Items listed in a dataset
— START —

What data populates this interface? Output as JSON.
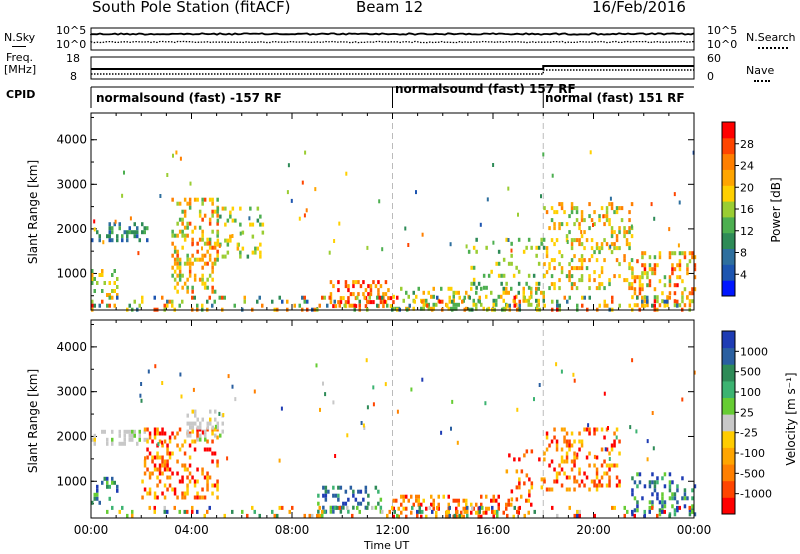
{
  "header": {
    "station": "South Pole Station (fitACF)",
    "beam": "Beam 12",
    "date": "16/Feb/2016"
  },
  "top_strip": {
    "nsky_label": "N.Sky",
    "nsearch_label": "N.Search",
    "freq_label_1": "Freq.",
    "freq_label_2": "[MHz]",
    "nave_label": "Nave",
    "cpid_label": "CPID",
    "noise_ticks_left": [
      "10^5",
      "10^0"
    ],
    "noise_ticks_right": [
      "10^5",
      "10^0"
    ],
    "freq_ticks_left": [
      "18",
      "8"
    ],
    "freq_ticks_right": [
      "60",
      "0"
    ]
  },
  "cpid_segments": [
    {
      "label": "normalsound (fast) -157 RF",
      "start_hour": 0
    },
    {
      "label": "normalsound (fast) 157 RF",
      "start_hour": 12
    },
    {
      "label": "normal (fast) 151 RF",
      "start_hour": 18
    }
  ],
  "chart_data": [
    {
      "type": "heatmap",
      "quantity": "Power",
      "ylabel": "Slant Range [km]",
      "colorbar_label": "Power [dB]",
      "ylim": [
        180,
        4600
      ],
      "xlim": [
        0,
        24
      ],
      "yticks": [
        "1000",
        "2000",
        "3000",
        "4000"
      ],
      "colorbar_ticks": [
        "4",
        "8",
        "12",
        "16",
        "20",
        "24",
        "28"
      ],
      "colorbar_range": [
        0,
        30
      ],
      "colorbar_colors": [
        "#0016ff",
        "#1d55b0",
        "#2e6f9e",
        "#2e8b57",
        "#4caf50",
        "#9acd32",
        "#ffd000",
        "#ffa500",
        "#ff7f00",
        "#ff4500",
        "#ff0000"
      ],
      "scatter_regions": [
        {
          "x": [
            0.0,
            2.2
          ],
          "y": [
            1750,
            2150
          ],
          "density": 0.6,
          "level": [
            4,
            12
          ]
        },
        {
          "x": [
            0.0,
            1.0
          ],
          "y": [
            500,
            1100
          ],
          "density": 0.7,
          "level": [
            10,
            22
          ]
        },
        {
          "x": [
            3.2,
            5.0
          ],
          "y": [
            600,
            2700
          ],
          "density": 0.55,
          "level": [
            12,
            26
          ]
        },
        {
          "x": [
            5.0,
            6.8
          ],
          "y": [
            1400,
            2500
          ],
          "density": 0.4,
          "level": [
            10,
            20
          ]
        },
        {
          "x": [
            9.5,
            12.0
          ],
          "y": [
            250,
            850
          ],
          "density": 0.6,
          "level": [
            18,
            30
          ]
        },
        {
          "x": [
            12.0,
            18.0
          ],
          "y": [
            250,
            700
          ],
          "density": 0.55,
          "level": [
            10,
            22
          ]
        },
        {
          "x": [
            15.0,
            18.0
          ],
          "y": [
            700,
            1800
          ],
          "density": 0.25,
          "level": [
            8,
            18
          ]
        },
        {
          "x": [
            18.0,
            21.5
          ],
          "y": [
            700,
            2600
          ],
          "density": 0.45,
          "level": [
            12,
            24
          ]
        },
        {
          "x": [
            21.5,
            24.0
          ],
          "y": [
            250,
            1500
          ],
          "density": 0.5,
          "level": [
            12,
            28
          ]
        },
        {
          "x": [
            0.0,
            24.0
          ],
          "y": [
            200,
            500
          ],
          "density": 0.35,
          "level": [
            4,
            28
          ]
        }
      ]
    },
    {
      "type": "heatmap",
      "quantity": "Velocity",
      "ylabel": "Slant Range [km]",
      "xlabel": "Time UT",
      "colorbar_label": "Velocity [m s⁻¹]",
      "ylim": [
        180,
        4600
      ],
      "xlim": [
        0,
        24
      ],
      "yticks": [
        "1000",
        "2000",
        "3000",
        "4000"
      ],
      "xticks": [
        "00:00",
        "04:00",
        "08:00",
        "12:00",
        "16:00",
        "20:00",
        "00:00"
      ],
      "colorbar_ticks": [
        "1000",
        "500",
        "100",
        "25",
        "-25",
        "-100",
        "-500",
        "-1000"
      ],
      "colorbar_colors": [
        "#1e3cb4",
        "#2a5fa0",
        "#2e8b57",
        "#3cb371",
        "#66cc33",
        "#c8c8c8",
        "#ffcc00",
        "#ffa500",
        "#ff7f00",
        "#ff4500",
        "#ff0000"
      ],
      "scatter_regions": [
        {
          "x": [
            0.0,
            2.2
          ],
          "y": [
            1800,
            2150
          ],
          "density": 0.65,
          "kind": "gray"
        },
        {
          "x": [
            0.0,
            1.0
          ],
          "y": [
            500,
            1100
          ],
          "density": 0.6,
          "kind": "pos"
        },
        {
          "x": [
            2.0,
            5.0
          ],
          "y": [
            600,
            2200
          ],
          "density": 0.5,
          "kind": "neg"
        },
        {
          "x": [
            3.8,
            5.2
          ],
          "y": [
            1900,
            2600
          ],
          "density": 0.5,
          "kind": "gray"
        },
        {
          "x": [
            9.0,
            11.5
          ],
          "y": [
            300,
            900
          ],
          "density": 0.5,
          "kind": "pos"
        },
        {
          "x": [
            12.0,
            17.5
          ],
          "y": [
            250,
            700
          ],
          "density": 0.55,
          "kind": "neg"
        },
        {
          "x": [
            16.5,
            18.0
          ],
          "y": [
            600,
            1800
          ],
          "density": 0.3,
          "kind": "neg"
        },
        {
          "x": [
            18.0,
            21.0
          ],
          "y": [
            800,
            2200
          ],
          "density": 0.5,
          "kind": "neg"
        },
        {
          "x": [
            21.5,
            24.0
          ],
          "y": [
            250,
            1200
          ],
          "density": 0.45,
          "kind": "pos"
        },
        {
          "x": [
            0.0,
            24.0
          ],
          "y": [
            200,
            450
          ],
          "density": 0.3,
          "kind": "mix"
        }
      ]
    }
  ]
}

— END —

**AIM OF THE TASK:** Transcribe each entry precisely as given, leaving the pictures out.

**ANSWER:**
What data populates this interface? Output as JSON.
{
  "header": {
    "station": "South Pole Station (fitACF)",
    "beam": "Beam 12",
    "date": "16/Feb/2016"
  },
  "top_strip": {
    "nsky_label": "N.Sky",
    "nsearch_label": "N.Search",
    "freq_label_1": "Freq.",
    "freq_label_2": "[MHz]",
    "nave_label": "Nave",
    "cpid_label": "CPID",
    "noise_ticks_left": [
      "10^5",
      "10^0"
    ],
    "noise_ticks_right": [
      "10^5",
      "10^0"
    ],
    "freq_ticks_left": [
      "18",
      "8"
    ],
    "freq_ticks_right": [
      "60",
      "0"
    ]
  },
  "cpid_segments": [
    {
      "label": "normalsound (fast) -157 RF",
      "start_hour": 0
    },
    {
      "label": "normalsound (fast) 157 RF",
      "start_hour": 12
    },
    {
      "label": "normal (fast) 151 RF",
      "start_hour": 18
    }
  ],
  "chart_data": [
    {
      "type": "heatmap",
      "quantity": "Power",
      "ylabel": "Slant Range [km]",
      "colorbar_label": "Power [dB]",
      "ylim": [
        180,
        4600
      ],
      "xlim": [
        0,
        24
      ],
      "yticks": [
        "1000",
        "2000",
        "3000",
        "4000"
      ],
      "colorbar_ticks": [
        "4",
        "8",
        "12",
        "16",
        "20",
        "24",
        "28"
      ],
      "colorbar_range": [
        0,
        30
      ],
      "colorbar_colors": [
        "#0016ff",
        "#1d55b0",
        "#2e6f9e",
        "#2e8b57",
        "#4caf50",
        "#9acd32",
        "#ffd000",
        "#ffa500",
        "#ff7f00",
        "#ff4500",
        "#ff0000"
      ],
      "scatter_regions": [
        {
          "x": [
            0.0,
            2.2
          ],
          "y": [
            1750,
            2150
          ],
          "density": 0.6,
          "level": [
            4,
            12
          ]
        },
        {
          "x": [
            0.0,
            1.0
          ],
          "y": [
            500,
            1100
          ],
          "density": 0.7,
          "level": [
            10,
            22
          ]
        },
        {
          "x": [
            3.2,
            5.0
          ],
          "y": [
            600,
            2700
          ],
          "density": 0.55,
          "level": [
            12,
            26
          ]
        },
        {
          "x": [
            5.0,
            6.8
          ],
          "y": [
            1400,
            2500
          ],
          "density": 0.4,
          "level": [
            10,
            20
          ]
        },
        {
          "x": [
            9.5,
            12.0
          ],
          "y": [
            250,
            850
          ],
          "density": 0.6,
          "level": [
            18,
            30
          ]
        },
        {
          "x": [
            12.0,
            18.0
          ],
          "y": [
            250,
            700
          ],
          "density": 0.55,
          "level": [
            10,
            22
          ]
        },
        {
          "x": [
            15.0,
            18.0
          ],
          "y": [
            700,
            1800
          ],
          "density": 0.25,
          "level": [
            8,
            18
          ]
        },
        {
          "x": [
            18.0,
            21.5
          ],
          "y": [
            700,
            2600
          ],
          "density": 0.45,
          "level": [
            12,
            24
          ]
        },
        {
          "x": [
            21.5,
            24.0
          ],
          "y": [
            250,
            1500
          ],
          "density": 0.5,
          "level": [
            12,
            28
          ]
        },
        {
          "x": [
            0.0,
            24.0
          ],
          "y": [
            200,
            500
          ],
          "density": 0.35,
          "level": [
            4,
            28
          ]
        }
      ]
    },
    {
      "type": "heatmap",
      "quantity": "Velocity",
      "ylabel": "Slant Range [km]",
      "xlabel": "Time UT",
      "colorbar_label": "Velocity [m s⁻¹]",
      "ylim": [
        180,
        4600
      ],
      "xlim": [
        0,
        24
      ],
      "yticks": [
        "1000",
        "2000",
        "3000",
        "4000"
      ],
      "xticks": [
        "00:00",
        "04:00",
        "08:00",
        "12:00",
        "16:00",
        "20:00",
        "00:00"
      ],
      "colorbar_ticks": [
        "1000",
        "500",
        "100",
        "25",
        "-25",
        "-100",
        "-500",
        "-1000"
      ],
      "colorbar_colors": [
        "#1e3cb4",
        "#2a5fa0",
        "#2e8b57",
        "#3cb371",
        "#66cc33",
        "#c8c8c8",
        "#ffcc00",
        "#ffa500",
        "#ff7f00",
        "#ff4500",
        "#ff0000"
      ],
      "scatter_regions": [
        {
          "x": [
            0.0,
            2.2
          ],
          "y": [
            1800,
            2150
          ],
          "density": 0.65,
          "kind": "gray"
        },
        {
          "x": [
            0.0,
            1.0
          ],
          "y": [
            500,
            1100
          ],
          "density": 0.6,
          "kind": "pos"
        },
        {
          "x": [
            2.0,
            5.0
          ],
          "y": [
            600,
            2200
          ],
          "density": 0.5,
          "kind": "neg"
        },
        {
          "x": [
            3.8,
            5.2
          ],
          "y": [
            1900,
            2600
          ],
          "density": 0.5,
          "kind": "gray"
        },
        {
          "x": [
            9.0,
            11.5
          ],
          "y": [
            300,
            900
          ],
          "density": 0.5,
          "kind": "pos"
        },
        {
          "x": [
            12.0,
            17.5
          ],
          "y": [
            250,
            700
          ],
          "density": 0.55,
          "kind": "neg"
        },
        {
          "x": [
            16.5,
            18.0
          ],
          "y": [
            600,
            1800
          ],
          "density": 0.3,
          "kind": "neg"
        },
        {
          "x": [
            18.0,
            21.0
          ],
          "y": [
            800,
            2200
          ],
          "density": 0.5,
          "kind": "neg"
        },
        {
          "x": [
            21.5,
            24.0
          ],
          "y": [
            250,
            1200
          ],
          "density": 0.45,
          "kind": "pos"
        },
        {
          "x": [
            0.0,
            24.0
          ],
          "y": [
            200,
            450
          ],
          "density": 0.3,
          "kind": "mix"
        }
      ]
    }
  ]
}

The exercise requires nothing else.